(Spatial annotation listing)
○ ○ ○ ○ ○ ○ ○
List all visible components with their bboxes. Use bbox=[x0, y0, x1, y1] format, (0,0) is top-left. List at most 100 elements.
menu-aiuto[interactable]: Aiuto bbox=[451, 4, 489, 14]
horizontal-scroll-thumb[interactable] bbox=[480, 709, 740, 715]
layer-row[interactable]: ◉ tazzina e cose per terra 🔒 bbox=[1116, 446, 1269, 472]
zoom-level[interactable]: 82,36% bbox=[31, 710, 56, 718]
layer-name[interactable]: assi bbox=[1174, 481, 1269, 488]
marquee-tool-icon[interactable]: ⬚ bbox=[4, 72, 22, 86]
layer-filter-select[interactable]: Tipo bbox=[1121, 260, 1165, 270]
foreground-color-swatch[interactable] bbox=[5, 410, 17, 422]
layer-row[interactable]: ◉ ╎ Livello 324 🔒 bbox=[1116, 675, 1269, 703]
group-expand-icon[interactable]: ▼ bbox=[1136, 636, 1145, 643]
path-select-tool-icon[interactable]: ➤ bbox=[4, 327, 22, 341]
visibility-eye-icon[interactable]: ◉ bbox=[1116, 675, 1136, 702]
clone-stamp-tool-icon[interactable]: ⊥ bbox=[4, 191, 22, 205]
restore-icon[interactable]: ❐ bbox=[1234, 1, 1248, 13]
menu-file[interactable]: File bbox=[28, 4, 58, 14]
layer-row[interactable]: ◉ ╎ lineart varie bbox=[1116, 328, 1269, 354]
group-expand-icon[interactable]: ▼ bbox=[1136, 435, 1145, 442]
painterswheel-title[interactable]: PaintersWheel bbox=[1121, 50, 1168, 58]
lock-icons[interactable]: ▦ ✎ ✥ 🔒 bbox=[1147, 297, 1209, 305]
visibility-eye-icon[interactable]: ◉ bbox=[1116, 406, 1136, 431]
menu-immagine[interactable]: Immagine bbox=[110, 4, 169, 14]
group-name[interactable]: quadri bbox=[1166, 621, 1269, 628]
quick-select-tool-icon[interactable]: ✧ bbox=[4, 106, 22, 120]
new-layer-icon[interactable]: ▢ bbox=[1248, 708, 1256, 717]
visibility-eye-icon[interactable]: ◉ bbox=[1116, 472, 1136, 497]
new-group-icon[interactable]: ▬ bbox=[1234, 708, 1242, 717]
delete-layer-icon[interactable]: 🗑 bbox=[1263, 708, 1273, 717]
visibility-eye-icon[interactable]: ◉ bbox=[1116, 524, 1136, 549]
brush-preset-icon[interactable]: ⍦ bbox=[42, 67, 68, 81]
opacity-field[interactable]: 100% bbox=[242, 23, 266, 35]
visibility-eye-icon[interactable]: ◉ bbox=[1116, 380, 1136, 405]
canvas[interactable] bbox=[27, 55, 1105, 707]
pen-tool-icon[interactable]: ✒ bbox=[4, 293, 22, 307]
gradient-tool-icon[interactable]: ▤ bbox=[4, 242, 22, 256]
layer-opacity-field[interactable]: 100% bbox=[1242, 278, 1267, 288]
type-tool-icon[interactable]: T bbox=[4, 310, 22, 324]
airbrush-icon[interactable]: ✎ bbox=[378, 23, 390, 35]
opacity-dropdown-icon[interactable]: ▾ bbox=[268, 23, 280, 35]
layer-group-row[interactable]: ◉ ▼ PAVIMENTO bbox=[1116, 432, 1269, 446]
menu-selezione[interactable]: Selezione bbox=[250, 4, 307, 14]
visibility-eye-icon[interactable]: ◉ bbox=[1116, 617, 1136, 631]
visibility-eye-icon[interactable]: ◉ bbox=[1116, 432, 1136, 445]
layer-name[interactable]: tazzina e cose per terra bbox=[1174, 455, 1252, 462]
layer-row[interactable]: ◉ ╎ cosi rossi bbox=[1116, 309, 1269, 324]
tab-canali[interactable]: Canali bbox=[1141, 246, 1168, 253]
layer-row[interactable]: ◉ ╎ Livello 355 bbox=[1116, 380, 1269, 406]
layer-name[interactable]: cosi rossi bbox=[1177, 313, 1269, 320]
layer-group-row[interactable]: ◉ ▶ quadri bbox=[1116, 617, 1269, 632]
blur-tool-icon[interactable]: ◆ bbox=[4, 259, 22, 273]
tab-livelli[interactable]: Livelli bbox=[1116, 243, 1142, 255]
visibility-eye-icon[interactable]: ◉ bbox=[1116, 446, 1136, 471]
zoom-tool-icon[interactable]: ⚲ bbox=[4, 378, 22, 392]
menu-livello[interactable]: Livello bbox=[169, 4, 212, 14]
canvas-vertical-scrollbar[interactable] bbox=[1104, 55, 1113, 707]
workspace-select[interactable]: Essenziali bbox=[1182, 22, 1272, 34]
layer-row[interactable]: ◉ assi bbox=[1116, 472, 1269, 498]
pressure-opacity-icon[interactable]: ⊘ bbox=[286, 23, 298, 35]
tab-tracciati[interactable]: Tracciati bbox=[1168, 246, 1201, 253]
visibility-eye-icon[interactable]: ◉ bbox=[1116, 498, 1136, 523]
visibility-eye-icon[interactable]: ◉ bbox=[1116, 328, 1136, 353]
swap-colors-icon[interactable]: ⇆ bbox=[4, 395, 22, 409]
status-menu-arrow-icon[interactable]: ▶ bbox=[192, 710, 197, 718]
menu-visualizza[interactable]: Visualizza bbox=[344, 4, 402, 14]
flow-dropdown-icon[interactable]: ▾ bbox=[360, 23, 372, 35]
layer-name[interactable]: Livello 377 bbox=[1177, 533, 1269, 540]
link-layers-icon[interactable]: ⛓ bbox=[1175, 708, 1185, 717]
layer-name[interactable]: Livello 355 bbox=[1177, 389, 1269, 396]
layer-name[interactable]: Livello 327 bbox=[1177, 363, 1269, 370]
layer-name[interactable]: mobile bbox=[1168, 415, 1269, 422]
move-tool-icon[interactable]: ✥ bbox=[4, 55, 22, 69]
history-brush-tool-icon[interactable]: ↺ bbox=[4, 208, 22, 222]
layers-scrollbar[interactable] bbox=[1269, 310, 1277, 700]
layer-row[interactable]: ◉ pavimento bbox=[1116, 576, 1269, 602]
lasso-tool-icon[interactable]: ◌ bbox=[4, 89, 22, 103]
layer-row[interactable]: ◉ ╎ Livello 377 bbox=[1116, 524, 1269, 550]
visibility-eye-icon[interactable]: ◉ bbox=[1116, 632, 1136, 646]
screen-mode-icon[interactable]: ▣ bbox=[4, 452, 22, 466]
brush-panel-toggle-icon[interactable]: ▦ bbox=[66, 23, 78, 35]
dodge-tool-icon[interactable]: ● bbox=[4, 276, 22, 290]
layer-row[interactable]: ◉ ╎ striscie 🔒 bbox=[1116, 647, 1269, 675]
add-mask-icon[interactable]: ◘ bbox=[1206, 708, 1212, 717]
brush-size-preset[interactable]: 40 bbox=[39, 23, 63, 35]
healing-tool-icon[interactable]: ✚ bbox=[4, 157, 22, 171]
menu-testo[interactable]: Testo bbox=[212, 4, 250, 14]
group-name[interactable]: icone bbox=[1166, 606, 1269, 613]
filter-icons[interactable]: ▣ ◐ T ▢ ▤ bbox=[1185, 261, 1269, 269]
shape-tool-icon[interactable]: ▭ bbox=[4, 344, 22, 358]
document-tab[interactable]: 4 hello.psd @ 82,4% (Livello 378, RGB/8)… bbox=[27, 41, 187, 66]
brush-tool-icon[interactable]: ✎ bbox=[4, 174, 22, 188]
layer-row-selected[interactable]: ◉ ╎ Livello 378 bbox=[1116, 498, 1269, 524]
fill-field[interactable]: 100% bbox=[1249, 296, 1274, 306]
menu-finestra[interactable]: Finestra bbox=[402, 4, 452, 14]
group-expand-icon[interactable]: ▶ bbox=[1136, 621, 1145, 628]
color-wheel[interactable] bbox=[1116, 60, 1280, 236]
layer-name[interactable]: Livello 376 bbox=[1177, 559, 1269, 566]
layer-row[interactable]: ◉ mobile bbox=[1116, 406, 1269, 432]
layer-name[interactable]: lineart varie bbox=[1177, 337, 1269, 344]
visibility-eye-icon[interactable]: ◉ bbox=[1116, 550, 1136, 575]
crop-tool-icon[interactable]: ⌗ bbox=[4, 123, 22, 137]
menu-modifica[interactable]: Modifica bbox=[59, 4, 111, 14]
○ ○ ○ ○ ○ ○ ○
- TO DO
Reproduce everything from the start of the listing down through the line containing "marquee-tool-icon[interactable]: ⬚ bbox=[4, 72, 22, 86]", swapping "interactable" for "clickable" and leaving all else unchanged.

- SOLUTION BELOW
List all visible components with their bboxes. Use bbox=[x0, y0, x1, y1] format, (0,0) is top-left. List at most 100 elements.
menu-aiuto[clickable]: Aiuto bbox=[451, 4, 489, 14]
horizontal-scroll-thumb[clickable] bbox=[480, 709, 740, 715]
layer-row[clickable]: ◉ tazzina e cose per terra 🔒 bbox=[1116, 446, 1269, 472]
zoom-level[clickable]: 82,36% bbox=[31, 710, 56, 718]
layer-name[clickable]: assi bbox=[1174, 481, 1269, 488]
marquee-tool-icon[clickable]: ⬚ bbox=[4, 72, 22, 86]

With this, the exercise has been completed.